What the task asks:
Count every line in the following entries where the word "text" appears. Give the count alone.

..............................

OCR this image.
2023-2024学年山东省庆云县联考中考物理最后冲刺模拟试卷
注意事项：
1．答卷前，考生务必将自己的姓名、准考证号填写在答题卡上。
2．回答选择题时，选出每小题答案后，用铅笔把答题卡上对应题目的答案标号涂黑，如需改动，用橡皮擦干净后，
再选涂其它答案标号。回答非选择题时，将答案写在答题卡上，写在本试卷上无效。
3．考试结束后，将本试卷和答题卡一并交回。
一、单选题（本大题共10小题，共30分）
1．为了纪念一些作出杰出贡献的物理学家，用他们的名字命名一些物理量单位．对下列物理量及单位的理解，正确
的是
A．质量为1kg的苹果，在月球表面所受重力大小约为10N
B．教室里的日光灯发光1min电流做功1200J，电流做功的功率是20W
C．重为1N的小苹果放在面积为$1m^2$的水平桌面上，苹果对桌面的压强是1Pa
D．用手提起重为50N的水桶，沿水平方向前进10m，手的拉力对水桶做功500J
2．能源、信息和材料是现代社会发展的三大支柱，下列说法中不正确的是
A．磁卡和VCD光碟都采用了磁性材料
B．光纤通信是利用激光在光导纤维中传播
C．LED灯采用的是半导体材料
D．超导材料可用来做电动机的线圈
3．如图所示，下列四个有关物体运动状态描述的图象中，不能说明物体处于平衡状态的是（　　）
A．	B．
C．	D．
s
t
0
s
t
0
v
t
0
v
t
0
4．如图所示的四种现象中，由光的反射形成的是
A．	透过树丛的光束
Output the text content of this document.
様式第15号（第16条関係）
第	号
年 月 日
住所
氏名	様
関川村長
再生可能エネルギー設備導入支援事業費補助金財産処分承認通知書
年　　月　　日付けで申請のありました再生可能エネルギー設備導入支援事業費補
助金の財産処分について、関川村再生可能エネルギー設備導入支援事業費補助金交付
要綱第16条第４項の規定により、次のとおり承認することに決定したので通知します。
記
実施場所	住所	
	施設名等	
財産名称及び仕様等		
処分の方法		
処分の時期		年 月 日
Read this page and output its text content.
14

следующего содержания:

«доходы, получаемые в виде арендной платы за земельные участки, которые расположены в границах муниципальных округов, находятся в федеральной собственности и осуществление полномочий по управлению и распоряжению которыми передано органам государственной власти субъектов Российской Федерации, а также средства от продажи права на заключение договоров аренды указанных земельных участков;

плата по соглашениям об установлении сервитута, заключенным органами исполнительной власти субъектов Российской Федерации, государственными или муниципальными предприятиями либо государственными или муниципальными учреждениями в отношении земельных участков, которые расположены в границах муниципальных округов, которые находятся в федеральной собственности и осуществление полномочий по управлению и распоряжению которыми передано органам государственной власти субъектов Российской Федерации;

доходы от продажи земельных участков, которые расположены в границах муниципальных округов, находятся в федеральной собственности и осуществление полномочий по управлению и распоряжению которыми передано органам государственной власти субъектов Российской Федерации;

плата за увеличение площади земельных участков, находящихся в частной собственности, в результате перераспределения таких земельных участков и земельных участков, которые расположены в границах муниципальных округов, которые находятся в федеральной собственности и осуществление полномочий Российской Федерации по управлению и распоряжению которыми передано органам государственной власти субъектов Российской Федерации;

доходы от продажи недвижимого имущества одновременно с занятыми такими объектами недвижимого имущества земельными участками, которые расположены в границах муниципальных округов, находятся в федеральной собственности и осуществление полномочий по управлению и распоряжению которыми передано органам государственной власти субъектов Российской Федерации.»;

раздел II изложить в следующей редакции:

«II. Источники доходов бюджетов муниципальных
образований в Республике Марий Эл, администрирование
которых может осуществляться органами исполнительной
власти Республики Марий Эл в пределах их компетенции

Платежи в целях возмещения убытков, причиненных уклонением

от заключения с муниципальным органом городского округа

..............................

Expected output:
2